— Start Records provided —

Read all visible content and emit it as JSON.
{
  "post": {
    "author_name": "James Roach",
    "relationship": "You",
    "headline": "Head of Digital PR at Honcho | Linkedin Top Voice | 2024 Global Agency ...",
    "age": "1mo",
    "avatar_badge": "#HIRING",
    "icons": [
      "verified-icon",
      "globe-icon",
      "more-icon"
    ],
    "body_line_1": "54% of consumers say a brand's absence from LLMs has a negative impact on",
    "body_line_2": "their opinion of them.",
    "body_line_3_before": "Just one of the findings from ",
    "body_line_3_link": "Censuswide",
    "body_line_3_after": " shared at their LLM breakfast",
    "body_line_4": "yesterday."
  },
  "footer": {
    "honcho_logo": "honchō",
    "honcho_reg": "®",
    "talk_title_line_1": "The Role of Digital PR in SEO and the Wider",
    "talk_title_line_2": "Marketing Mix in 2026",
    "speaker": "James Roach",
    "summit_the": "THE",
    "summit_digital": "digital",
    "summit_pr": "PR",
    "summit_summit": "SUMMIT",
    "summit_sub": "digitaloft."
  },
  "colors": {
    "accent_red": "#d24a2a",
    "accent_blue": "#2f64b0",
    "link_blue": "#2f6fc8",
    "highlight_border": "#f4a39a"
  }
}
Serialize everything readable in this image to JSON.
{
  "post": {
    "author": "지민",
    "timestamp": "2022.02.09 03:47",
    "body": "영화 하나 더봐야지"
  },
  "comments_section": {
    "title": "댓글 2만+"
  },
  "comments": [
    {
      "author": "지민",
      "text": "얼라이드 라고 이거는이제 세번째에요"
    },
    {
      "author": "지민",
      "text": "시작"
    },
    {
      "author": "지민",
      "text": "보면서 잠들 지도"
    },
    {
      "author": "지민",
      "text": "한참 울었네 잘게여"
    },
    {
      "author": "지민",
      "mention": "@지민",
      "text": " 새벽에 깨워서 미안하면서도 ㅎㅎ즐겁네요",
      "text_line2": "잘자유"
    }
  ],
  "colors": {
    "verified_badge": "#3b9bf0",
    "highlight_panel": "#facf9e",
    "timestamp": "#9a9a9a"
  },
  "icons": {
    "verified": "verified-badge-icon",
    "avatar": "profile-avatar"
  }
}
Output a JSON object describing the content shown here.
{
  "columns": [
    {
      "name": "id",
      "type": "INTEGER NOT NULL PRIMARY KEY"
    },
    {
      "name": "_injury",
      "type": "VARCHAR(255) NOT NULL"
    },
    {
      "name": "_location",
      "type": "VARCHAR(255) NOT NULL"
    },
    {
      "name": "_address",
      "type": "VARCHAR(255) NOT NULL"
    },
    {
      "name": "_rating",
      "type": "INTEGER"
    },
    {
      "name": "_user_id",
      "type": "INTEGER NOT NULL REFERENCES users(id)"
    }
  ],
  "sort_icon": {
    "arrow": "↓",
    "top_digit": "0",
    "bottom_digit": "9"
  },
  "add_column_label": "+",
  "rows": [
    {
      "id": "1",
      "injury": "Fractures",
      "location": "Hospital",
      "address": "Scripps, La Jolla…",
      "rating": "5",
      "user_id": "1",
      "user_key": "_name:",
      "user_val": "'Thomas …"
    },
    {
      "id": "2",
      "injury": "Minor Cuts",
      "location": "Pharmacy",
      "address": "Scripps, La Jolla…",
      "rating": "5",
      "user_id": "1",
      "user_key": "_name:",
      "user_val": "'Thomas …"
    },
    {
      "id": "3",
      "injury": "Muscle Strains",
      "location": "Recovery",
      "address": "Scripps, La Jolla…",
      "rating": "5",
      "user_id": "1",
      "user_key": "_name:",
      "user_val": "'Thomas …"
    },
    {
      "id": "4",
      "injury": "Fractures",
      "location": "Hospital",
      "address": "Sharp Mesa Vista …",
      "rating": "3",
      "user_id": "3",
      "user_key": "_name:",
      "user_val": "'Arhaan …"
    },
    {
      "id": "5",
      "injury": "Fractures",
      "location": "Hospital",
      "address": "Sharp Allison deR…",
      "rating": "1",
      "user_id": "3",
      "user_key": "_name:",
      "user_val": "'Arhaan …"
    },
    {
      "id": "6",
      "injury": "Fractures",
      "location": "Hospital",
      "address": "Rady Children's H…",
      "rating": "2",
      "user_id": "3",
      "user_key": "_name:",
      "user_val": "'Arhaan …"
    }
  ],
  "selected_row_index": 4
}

— End Records provided —

## [Required task]
Copy each line of the records that contains the word "content".

## [Solution for this task]
Read all visible content and emit it as JSON.
Output a JSON object describing the content shown here.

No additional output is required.